_Short problem_.
Please give the listing again, word for word, with nothing left out.

Recorded data
════════════════

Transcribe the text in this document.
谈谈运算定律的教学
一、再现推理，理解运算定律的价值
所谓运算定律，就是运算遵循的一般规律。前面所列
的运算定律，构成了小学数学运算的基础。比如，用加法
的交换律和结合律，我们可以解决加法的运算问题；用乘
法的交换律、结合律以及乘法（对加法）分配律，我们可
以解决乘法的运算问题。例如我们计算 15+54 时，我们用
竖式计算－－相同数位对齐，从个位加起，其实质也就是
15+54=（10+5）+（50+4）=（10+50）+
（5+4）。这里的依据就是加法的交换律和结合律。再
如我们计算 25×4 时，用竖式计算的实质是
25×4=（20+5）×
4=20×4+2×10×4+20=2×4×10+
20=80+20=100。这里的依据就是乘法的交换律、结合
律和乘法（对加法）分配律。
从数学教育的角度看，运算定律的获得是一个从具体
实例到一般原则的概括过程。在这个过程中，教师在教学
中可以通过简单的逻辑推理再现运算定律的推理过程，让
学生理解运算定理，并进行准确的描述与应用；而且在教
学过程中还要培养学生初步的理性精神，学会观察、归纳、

════════════════

_Response_.
Transcribe the text in this document.
谈谈运算定律的教学
一、再现推理，理解运算定律的价值
所谓运算定律，就是运算遵循的一般规律。前面所列
的运算定律，构成了小学数学运算的基础。比如，用加法
的交换律和结合律，我们可以解决加法的运算问题；用乘
法的交换律、结合律以及乘法（对加法）分配律，我们可
以解决乘法的运算问题。例如我们计算 15+54 时，我们用
竖式计算－－相同数位对齐，从个位加起，其实质也就是
15+54=（10+5）+（50+4）=（10+50）+
（5+4）。这里的依据就是加法的交换律和结合律。再
如我们计算 25×4 时，用竖式计算的实质是
25×4=（20+5）×
4=20×4+2×10×4+20=2×4×10+
20=80+20=100。这里的依据就是乘法的交换律、结合
律和乘法（对加法）分配律。
从数学教育的角度看，运算定律的获得是一个从具体
实例到一般原则的概括过程。在这个过程中，教师在教学
中可以通过简单的逻辑推理再现运算定律的推理过程，让
学生理解运算定理，并进行准确的描述与应用；而且在教
学过程中还要培养学生初步的理性精神，学会观察、归纳、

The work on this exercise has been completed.